• [SOURCE EXTRACT]:
---
For many, Mr d'Escoto's push to democratise the world body together with barbs directed against the United States mean he is isolating himself from effecting real change. Addressing diplomats in New York, Mr d'Escoto said "breaches of the peace and threats to international peace and security are being perpetrated by some members of the Security Council that seem unable to break what appears like an addiction to war".

"In the case of some of those members, the veto privilege seems to have gone to their heads and has confused them to the point of making them think they are entitled to do as they please without consequence," he added. Advocating on behalf of "the dispossessed of the world", Mr d'Escoto announced plans to revamp the World Bank and the International Monetary Fund while criticising the bodies for being "controlled by the United States and Europe".

His most dramatic proposal could see votes from the General Assembly become binding as international law, while at present it only controls the UN budget and serves as a global debating chamber. This would put the 192-member body on par with the Security Council, which is dominated by the five permanent members, Britain, France, Russia, China and the United States. "Take for instance, the 45-year-old United States embargo against Cuba," Mr d'Escoto said on Tuesday. "Even with a majority as overwhelming as 184 votes to four, this patently unjust and universally repudiated embargo remains firmly in place.

"If the opinion of more than 95 per cent of the membership of the United Nations can be so casually ignored, of what use is the General Assembly?" The new president's analysis will likely win him favour with millions from around the world. Employing the phrase "state-sponsored terrorism", often a euphemism for Israeli aggression, could make him a champion on the Arab street. But critics say his bias is already evident. While implying Washington has spent "trillions of dollars ? on wars and aggression", Mr d'Escoto characterises violence in the Caucuses as perpetrated by Georgia against South Ossetia without laying blame at Russia's door.

Another move likely to raise eyebrows is Mr d'Escoto's decision to speak alongside the Iranian president, Mahmoud Ahmadinejad, who famously called for Israel to be "wiped off the map", on Sept 26, at Manhattan's Grand Hyatt Hotel. The priest was acclaimed as assembly president earlier this year after being chosen by the Latin American and Caribbean Group under the established principle of regional rotation.
---
(Extracted data entries)
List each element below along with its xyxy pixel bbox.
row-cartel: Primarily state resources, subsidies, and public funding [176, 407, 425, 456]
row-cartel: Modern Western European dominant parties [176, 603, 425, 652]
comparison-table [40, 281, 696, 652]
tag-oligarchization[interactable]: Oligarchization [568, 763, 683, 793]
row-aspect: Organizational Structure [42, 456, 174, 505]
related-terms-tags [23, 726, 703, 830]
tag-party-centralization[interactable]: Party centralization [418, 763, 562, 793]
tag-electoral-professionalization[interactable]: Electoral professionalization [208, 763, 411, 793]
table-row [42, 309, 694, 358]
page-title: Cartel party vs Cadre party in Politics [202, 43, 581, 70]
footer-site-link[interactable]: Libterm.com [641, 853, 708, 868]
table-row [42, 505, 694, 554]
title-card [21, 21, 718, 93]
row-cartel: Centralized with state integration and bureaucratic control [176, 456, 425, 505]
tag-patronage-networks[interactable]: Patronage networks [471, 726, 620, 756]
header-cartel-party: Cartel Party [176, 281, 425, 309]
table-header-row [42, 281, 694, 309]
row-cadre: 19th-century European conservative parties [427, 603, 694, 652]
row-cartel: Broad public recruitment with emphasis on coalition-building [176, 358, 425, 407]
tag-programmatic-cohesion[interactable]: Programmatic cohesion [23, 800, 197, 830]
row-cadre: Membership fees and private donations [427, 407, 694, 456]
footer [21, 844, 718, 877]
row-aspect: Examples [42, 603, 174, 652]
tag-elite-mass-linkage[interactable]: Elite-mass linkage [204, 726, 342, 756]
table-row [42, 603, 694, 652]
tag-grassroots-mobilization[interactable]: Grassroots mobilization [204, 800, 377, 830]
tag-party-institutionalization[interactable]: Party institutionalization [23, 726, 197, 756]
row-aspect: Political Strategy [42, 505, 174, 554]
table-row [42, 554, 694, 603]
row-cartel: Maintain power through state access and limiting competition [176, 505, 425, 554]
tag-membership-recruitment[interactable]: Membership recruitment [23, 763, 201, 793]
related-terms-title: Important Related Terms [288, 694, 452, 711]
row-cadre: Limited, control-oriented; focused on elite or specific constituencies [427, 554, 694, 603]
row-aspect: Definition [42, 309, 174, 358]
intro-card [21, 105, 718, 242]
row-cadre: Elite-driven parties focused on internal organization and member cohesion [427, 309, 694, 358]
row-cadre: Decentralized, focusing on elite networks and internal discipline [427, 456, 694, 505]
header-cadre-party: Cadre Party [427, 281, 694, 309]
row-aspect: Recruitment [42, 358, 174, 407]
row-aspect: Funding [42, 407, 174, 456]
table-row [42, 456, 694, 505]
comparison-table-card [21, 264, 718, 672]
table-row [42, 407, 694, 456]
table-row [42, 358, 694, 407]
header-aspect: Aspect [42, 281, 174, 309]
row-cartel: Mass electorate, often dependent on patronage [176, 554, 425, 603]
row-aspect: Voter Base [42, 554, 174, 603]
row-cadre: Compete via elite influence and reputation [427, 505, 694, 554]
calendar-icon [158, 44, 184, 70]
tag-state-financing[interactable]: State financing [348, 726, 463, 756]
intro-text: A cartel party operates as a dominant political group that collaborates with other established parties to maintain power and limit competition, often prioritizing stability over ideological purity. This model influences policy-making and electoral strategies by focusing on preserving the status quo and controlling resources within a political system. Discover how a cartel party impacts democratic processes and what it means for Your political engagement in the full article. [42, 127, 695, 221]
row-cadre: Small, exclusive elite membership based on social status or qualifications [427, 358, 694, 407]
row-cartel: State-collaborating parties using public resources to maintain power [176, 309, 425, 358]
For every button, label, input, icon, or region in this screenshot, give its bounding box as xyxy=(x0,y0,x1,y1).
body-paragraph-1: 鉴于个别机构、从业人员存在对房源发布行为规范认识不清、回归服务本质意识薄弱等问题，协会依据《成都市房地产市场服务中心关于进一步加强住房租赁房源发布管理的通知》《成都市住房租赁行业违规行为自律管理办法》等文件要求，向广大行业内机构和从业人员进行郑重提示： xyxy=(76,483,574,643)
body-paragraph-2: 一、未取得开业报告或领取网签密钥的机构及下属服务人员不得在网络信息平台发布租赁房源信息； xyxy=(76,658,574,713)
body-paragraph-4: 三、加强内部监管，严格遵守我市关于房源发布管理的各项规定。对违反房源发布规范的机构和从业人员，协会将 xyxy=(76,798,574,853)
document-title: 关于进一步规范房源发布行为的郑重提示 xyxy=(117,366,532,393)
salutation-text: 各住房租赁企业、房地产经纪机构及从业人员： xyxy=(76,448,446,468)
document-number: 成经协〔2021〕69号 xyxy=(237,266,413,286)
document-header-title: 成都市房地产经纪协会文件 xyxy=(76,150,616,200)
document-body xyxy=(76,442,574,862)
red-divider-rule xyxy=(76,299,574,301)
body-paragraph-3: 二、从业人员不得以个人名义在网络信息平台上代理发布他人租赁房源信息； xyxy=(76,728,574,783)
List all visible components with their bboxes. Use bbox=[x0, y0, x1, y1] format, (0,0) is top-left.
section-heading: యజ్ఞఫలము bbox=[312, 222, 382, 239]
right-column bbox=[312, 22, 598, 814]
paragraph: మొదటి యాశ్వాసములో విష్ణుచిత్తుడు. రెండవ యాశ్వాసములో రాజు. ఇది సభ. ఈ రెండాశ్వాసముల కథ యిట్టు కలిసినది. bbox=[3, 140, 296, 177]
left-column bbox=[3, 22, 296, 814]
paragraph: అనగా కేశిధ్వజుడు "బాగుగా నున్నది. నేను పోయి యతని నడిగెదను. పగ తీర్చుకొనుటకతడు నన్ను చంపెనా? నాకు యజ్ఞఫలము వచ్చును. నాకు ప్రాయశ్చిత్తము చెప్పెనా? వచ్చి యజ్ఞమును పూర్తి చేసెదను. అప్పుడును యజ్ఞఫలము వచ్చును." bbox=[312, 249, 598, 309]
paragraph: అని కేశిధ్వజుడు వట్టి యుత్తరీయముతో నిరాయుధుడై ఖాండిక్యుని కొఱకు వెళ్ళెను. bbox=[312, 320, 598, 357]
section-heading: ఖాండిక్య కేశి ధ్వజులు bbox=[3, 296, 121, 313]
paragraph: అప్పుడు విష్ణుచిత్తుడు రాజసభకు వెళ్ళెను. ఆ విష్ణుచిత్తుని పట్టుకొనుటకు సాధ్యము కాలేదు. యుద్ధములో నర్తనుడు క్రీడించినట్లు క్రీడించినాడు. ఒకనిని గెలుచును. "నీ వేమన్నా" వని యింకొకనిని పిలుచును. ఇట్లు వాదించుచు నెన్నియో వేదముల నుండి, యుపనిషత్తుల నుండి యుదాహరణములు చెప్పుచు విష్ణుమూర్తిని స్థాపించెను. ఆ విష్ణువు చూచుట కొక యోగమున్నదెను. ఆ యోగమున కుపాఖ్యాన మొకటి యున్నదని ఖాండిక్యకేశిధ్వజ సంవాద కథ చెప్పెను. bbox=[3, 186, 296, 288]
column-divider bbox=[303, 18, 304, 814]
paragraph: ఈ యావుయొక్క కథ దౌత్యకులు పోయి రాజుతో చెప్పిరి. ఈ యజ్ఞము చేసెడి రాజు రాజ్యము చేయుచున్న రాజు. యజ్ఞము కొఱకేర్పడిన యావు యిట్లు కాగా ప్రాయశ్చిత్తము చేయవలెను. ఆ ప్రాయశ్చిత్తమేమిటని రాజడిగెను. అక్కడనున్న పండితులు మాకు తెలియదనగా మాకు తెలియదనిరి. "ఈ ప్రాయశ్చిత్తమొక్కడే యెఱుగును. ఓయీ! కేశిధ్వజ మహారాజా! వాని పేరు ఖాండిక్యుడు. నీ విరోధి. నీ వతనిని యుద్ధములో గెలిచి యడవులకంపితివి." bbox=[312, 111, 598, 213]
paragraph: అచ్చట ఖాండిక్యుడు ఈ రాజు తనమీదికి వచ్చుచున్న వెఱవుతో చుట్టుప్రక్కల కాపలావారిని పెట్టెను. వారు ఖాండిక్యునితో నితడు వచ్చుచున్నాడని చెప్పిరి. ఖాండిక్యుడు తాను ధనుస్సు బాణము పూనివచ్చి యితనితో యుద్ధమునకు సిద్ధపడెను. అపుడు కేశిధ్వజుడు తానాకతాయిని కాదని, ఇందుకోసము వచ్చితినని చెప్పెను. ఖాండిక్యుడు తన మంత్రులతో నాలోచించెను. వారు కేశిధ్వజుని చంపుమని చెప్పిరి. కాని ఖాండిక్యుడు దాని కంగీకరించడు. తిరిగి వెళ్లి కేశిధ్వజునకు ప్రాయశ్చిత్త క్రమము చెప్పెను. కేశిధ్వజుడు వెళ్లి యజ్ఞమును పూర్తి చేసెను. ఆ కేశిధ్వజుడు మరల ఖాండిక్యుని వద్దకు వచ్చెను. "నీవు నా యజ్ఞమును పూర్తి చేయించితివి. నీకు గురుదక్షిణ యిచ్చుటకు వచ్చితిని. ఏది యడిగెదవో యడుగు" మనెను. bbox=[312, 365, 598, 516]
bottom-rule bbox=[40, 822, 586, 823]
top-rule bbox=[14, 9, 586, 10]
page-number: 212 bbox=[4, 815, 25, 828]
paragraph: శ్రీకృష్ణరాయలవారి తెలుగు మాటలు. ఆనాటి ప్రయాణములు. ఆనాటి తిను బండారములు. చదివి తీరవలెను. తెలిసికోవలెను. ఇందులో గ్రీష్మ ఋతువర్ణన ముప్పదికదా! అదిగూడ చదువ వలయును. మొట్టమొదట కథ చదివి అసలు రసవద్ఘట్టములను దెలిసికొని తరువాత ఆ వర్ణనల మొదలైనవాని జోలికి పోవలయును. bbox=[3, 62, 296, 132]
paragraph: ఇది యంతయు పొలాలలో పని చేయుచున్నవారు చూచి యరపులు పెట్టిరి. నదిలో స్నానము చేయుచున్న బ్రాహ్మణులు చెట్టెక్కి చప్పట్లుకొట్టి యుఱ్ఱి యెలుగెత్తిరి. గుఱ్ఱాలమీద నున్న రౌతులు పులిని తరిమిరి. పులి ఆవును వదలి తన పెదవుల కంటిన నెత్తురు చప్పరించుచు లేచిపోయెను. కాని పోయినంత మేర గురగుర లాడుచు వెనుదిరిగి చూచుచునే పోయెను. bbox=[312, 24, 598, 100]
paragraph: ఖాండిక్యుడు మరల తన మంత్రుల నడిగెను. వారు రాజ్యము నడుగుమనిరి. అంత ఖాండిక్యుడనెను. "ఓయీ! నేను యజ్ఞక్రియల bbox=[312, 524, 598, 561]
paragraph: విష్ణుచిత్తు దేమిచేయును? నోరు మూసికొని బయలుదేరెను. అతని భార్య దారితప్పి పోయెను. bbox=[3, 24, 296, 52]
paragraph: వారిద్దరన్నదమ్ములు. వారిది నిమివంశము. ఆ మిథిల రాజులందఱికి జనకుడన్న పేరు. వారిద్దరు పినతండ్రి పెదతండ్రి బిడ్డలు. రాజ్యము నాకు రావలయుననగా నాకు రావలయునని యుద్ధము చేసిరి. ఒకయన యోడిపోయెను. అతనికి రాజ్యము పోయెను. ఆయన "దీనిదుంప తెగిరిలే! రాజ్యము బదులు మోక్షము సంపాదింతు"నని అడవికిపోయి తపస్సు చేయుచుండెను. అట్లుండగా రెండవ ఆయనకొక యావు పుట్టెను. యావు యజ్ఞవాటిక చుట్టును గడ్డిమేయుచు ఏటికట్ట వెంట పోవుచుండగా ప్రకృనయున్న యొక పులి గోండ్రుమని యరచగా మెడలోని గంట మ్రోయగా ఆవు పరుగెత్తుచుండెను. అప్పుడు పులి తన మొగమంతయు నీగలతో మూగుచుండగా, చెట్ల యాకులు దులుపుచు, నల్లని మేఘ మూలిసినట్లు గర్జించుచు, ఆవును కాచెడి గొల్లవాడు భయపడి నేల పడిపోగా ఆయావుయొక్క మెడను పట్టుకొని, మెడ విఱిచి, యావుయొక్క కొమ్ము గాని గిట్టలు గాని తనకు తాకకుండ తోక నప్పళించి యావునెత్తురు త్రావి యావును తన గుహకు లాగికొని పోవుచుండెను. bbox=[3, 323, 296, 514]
---
• [THE TASKS]:
#1 Answer these questions about the article on Mr d'Escoto:
(a) How many members does the General Assembly have?
(b) By what vote margin was the United States embargo against Cuba opposed?
(c) Where is Mr d'Escoto set to speak alongside the Iranian president?
#2 Lay out the entries as a JSON list of strings, one string per line and blank lines left out, from their first line through the line that contains "comparison-table [40, 281, 696, 652]".
The entries have no connection to the article.

• [SOLUTIONS TO THE PROBLEMS]:
#1
(a) 192.
(b) 184 votes to four.
(c) At Manhattan's Grand Hyatt Hotel, on Sept 26.

#2
[
  "List each element below along with its xyxy pixel bbox.",
  "row-cartel: Primarily state resources, subsidies, and public funding [176, 407, 425, 456]",
  "row-cartel: Modern Western European dominant parties [176, 603, 425, 652]",
  "comparison-table [40, 281, 696, 652]"
]